BEGIN Input records
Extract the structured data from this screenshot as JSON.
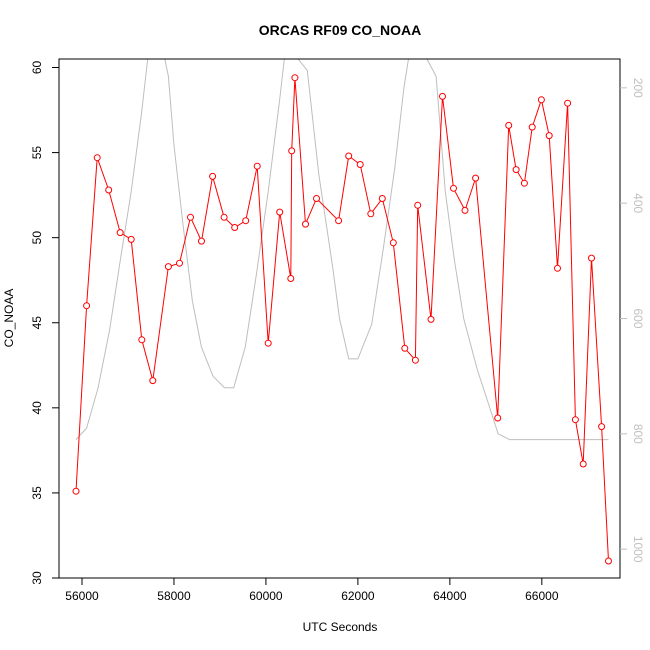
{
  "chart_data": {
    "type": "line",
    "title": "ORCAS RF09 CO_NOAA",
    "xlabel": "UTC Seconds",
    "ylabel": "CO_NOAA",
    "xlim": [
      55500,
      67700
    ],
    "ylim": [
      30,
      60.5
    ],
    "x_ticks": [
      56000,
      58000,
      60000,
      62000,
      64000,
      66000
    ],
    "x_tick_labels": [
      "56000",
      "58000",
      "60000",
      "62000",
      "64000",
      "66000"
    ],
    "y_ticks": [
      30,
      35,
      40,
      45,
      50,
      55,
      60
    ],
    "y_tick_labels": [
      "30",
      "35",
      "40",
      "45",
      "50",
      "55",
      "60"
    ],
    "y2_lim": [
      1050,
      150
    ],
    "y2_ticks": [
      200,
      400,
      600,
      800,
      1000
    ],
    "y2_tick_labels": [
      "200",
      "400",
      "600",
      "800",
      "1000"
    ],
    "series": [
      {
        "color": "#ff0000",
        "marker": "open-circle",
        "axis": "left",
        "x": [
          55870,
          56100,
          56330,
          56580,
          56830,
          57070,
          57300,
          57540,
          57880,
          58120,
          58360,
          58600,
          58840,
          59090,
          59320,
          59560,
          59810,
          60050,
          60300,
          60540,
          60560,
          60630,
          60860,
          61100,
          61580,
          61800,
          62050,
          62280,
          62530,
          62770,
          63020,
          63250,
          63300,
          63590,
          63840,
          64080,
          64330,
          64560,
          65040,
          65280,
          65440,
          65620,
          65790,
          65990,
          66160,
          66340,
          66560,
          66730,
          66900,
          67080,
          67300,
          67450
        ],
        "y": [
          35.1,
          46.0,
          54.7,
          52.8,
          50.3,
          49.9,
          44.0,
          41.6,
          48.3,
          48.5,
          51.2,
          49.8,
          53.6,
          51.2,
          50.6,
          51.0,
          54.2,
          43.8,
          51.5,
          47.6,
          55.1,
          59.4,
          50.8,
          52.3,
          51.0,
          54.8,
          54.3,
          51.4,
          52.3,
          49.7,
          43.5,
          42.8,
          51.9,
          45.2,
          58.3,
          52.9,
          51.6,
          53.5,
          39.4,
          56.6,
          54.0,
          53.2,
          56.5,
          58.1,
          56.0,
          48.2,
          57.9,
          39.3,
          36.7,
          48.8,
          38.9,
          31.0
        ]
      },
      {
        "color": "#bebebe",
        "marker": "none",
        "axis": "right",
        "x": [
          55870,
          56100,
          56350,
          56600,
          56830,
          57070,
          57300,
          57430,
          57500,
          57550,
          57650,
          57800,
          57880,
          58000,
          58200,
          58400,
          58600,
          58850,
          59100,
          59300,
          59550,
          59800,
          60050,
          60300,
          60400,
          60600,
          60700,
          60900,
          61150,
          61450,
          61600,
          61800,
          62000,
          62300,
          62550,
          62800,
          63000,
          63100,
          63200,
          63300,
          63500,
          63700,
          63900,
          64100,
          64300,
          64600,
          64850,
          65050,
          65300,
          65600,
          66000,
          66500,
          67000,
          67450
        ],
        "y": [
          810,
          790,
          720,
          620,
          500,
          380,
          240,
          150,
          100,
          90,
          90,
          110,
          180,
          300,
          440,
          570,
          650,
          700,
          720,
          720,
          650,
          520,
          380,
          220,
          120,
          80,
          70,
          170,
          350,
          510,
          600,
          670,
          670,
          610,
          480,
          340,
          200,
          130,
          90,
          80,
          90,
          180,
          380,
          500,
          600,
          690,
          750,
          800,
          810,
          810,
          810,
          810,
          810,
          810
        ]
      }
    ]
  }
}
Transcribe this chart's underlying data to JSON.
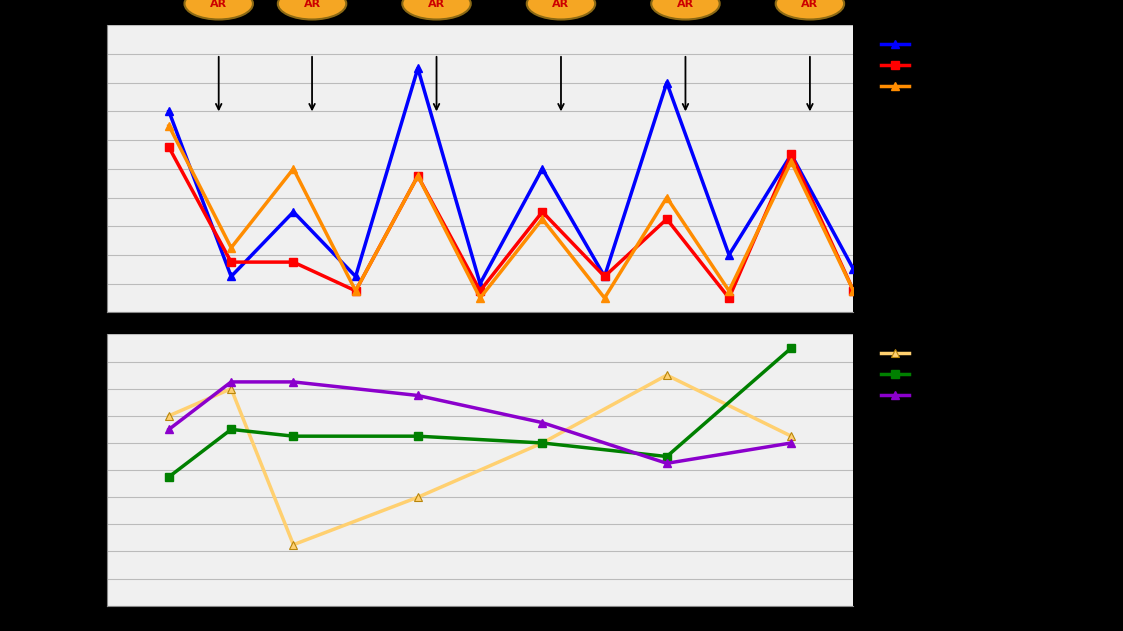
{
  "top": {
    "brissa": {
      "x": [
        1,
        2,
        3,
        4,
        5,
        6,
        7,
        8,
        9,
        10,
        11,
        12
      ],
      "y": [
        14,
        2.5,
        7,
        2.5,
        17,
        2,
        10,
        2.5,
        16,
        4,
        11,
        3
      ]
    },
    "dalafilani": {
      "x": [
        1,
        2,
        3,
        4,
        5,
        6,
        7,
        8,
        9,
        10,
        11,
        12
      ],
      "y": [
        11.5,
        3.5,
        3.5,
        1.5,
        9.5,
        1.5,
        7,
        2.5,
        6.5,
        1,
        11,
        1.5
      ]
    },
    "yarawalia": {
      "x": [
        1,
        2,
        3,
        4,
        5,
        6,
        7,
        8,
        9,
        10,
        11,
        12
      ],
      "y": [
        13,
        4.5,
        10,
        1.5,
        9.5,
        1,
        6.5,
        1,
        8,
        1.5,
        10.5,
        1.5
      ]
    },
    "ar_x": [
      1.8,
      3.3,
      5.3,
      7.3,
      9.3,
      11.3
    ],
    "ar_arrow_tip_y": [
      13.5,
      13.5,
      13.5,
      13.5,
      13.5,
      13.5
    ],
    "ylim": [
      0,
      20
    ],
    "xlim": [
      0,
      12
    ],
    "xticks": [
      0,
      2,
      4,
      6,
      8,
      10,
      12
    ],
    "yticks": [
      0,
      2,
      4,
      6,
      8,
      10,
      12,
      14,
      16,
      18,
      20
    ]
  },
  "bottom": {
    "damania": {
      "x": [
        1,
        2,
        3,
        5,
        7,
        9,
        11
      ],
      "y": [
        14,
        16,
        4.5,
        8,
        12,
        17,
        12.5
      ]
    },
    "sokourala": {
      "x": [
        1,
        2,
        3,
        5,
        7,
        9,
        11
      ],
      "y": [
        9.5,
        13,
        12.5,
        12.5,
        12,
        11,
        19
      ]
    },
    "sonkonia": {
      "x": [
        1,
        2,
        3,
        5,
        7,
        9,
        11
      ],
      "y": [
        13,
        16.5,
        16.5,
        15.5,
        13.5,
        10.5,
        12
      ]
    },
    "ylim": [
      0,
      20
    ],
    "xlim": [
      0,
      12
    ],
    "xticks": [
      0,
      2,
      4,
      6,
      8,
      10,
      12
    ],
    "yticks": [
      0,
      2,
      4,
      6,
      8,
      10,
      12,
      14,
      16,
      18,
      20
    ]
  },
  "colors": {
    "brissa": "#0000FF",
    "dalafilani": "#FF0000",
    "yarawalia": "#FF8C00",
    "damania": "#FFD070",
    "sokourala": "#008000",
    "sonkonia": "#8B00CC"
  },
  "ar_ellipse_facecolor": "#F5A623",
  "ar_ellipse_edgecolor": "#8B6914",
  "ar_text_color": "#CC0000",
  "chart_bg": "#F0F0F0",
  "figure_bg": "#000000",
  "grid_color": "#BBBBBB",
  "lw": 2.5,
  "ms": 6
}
END Input records
- **Task objective**
From the listing, extract all text exactly as given and drop any picture.

- **Exercise solution**
Extract the structured data from this screenshot as JSON.
{
  "chart_data": {
    "type": "line",
    "title": "ORCAS RF09 CO_NOAA",
    "xlabel": "UTC Seconds",
    "ylabel": "CO_NOAA",
    "xlim": [
      55500,
      67700
    ],
    "ylim": [
      30,
      60.5
    ],
    "x_ticks": [
      56000,
      58000,
      60000,
      62000,
      64000,
      66000
    ],
    "x_tick_labels": [
      "56000",
      "58000",
      "60000",
      "62000",
      "64000",
      "66000"
    ],
    "y_ticks": [
      30,
      35,
      40,
      45,
      50,
      55,
      60
    ],
    "y_tick_labels": [
      "30",
      "35",
      "40",
      "45",
      "50",
      "55",
      "60"
    ],
    "y2_lim": [
      1050,
      150
    ],
    "y2_ticks": [
      200,
      400,
      600,
      800,
      1000
    ],
    "y2_tick_labels": [
      "200",
      "400",
      "600",
      "800",
      "1000"
    ],
    "series": [
      {
        "color": "#ff0000",
        "marker": "open-circle",
        "axis": "left",
        "x": [
          55870,
          56100,
          56330,
          56580,
          56830,
          57070,
          57300,
          57540,
          57880,
          58120,
          58360,
          58600,
          58840,
          59090,
          59320,
          59560,
          59810,
          60050,
          60300,
          60540,
          60560,
          60630,
          60860,
          61100,
          61580,
          61800,
          62050,
          62280,
          62530,
          62770,
          63020,
          63250,
          63300,
          63590,
          63840,
          64080,
          64330,
          64560,
          65040,
          65280,
          65440,
          65620,
          65790,
          65990,
          66160,
          66340,
          66560,
          66730,
          66900,
          67080,
          67300,
          67450
        ],
        "y": [
          35.1,
          46.0,
          54.7,
          52.8,
          50.3,
          49.9,
          44.0,
          41.6,
          48.3,
          48.5,
          51.2,
          49.8,
          53.6,
          51.2,
          50.6,
          51.0,
          54.2,
          43.8,
          51.5,
          47.6,
          55.1,
          59.4,
          50.8,
          52.3,
          51.0,
          54.8,
          54.3,
          51.4,
          52.3,
          49.7,
          43.5,
          42.8,
          51.9,
          45.2,
          58.3,
          52.9,
          51.6,
          53.5,
          39.4,
          56.6,
          54.0,
          53.2,
          56.5,
          58.1,
          56.0,
          48.2,
          57.9,
          39.3,
          36.7,
          48.8,
          38.9,
          31.0
        ]
      },
      {
        "color": "#bebebe",
        "marker": "none",
        "axis": "right",
        "x": [
          55870,
          56100,
          56350,
          56600,
          56830,
          57070,
          57300,
          57430,
          57500,
          57550,
          57650,
          57800,
          57880,
          58000,
          58200,
          58400,
          58600,
          58850,
          59100,
          59300,
          59550,
          59800,
          60050,
          60300,
          60400,
          60600,
          60700,
          60900,
          61150,
          61450,
          61600,
          61800,
          62000,
          62300,
          62550,
          62800,
          63000,
          63100,
          63200,
          63300,
          63500,
          63700,
          63900,
          64100,
          64300,
          64600,
          64850,
          65050,
          65300,
          65600,
          66000,
          66500,
          67000,
          67450
        ],
        "y": [
          810,
          790,
          720,
          620,
          500,
          380,
          240,
          150,
          100,
          90,
          90,
          110,
          180,
          300,
          440,
          570,
          650,
          700,
          720,
          720,
          650,
          520,
          380,
          220,
          120,
          80,
          70,
          170,
          350,
          510,
          600,
          670,
          670,
          610,
          480,
          340,
          200,
          130,
          90,
          80,
          90,
          180,
          380,
          500,
          600,
          690,
          750,
          800,
          810,
          810,
          810,
          810,
          810,
          810
        ]
      }
    ]
  }
}
Transcribe this chart's underlying data to JSON.
{
  "top": {
    "brissa": {
      "x": [
        1,
        2,
        3,
        4,
        5,
        6,
        7,
        8,
        9,
        10,
        11,
        12
      ],
      "y": [
        14,
        2.5,
        7,
        2.5,
        17,
        2,
        10,
        2.5,
        16,
        4,
        11,
        3
      ]
    },
    "dalafilani": {
      "x": [
        1,
        2,
        3,
        4,
        5,
        6,
        7,
        8,
        9,
        10,
        11,
        12
      ],
      "y": [
        11.5,
        3.5,
        3.5,
        1.5,
        9.5,
        1.5,
        7,
        2.5,
        6.5,
        1,
        11,
        1.5
      ]
    },
    "yarawalia": {
      "x": [
        1,
        2,
        3,
        4,
        5,
        6,
        7,
        8,
        9,
        10,
        11,
        12
      ],
      "y": [
        13,
        4.5,
        10,
        1.5,
        9.5,
        1,
        6.5,
        1,
        8,
        1.5,
        10.5,
        1.5
      ]
    },
    "ar_x": [
      1.8,
      3.3,
      5.3,
      7.3,
      9.3,
      11.3
    ],
    "ar_arrow_tip_y": [
      13.5,
      13.5,
      13.5,
      13.5,
      13.5,
      13.5
    ],
    "ylim": [
      0,
      20
    ],
    "xlim": [
      0,
      12
    ],
    "xticks": [
      0,
      2,
      4,
      6,
      8,
      10,
      12
    ],
    "yticks": [
      0,
      2,
      4,
      6,
      8,
      10,
      12,
      14,
      16,
      18,
      20
    ]
  },
  "bottom": {
    "damania": {
      "x": [
        1,
        2,
        3,
        5,
        7,
        9,
        11
      ],
      "y": [
        14,
        16,
        4.5,
        8,
        12,
        17,
        12.5
      ]
    },
    "sokourala": {
      "x": [
        1,
        2,
        3,
        5,
        7,
        9,
        11
      ],
      "y": [
        9.5,
        13,
        12.5,
        12.5,
        12,
        11,
        19
      ]
    },
    "sonkonia": {
      "x": [
        1,
        2,
        3,
        5,
        7,
        9,
        11
      ],
      "y": [
        13,
        16.5,
        16.5,
        15.5,
        13.5,
        10.5,
        12
      ]
    },
    "ylim": [
      0,
      20
    ],
    "xlim": [
      0,
      12
    ],
    "xticks": [
      0,
      2,
      4,
      6,
      8,
      10,
      12
    ],
    "yticks": [
      0,
      2,
      4,
      6,
      8,
      10,
      12,
      14,
      16,
      18,
      20
    ]
  },
  "colors": {
    "brissa": "#0000FF",
    "dalafilani": "#FF0000",
    "yarawalia": "#FF8C00",
    "damania": "#FFD070",
    "sokourala": "#008000",
    "sonkonia": "#8B00CC"
  },
  "ar_ellipse_facecolor": "#F5A623",
  "ar_ellipse_edgecolor": "#8B6914",
  "ar_text_color": "#CC0000",
  "chart_bg": "#F0F0F0",
  "figure_bg": "#000000",
  "grid_color": "#BBBBBB",
  "lw": 2.5,
  "ms": 6
}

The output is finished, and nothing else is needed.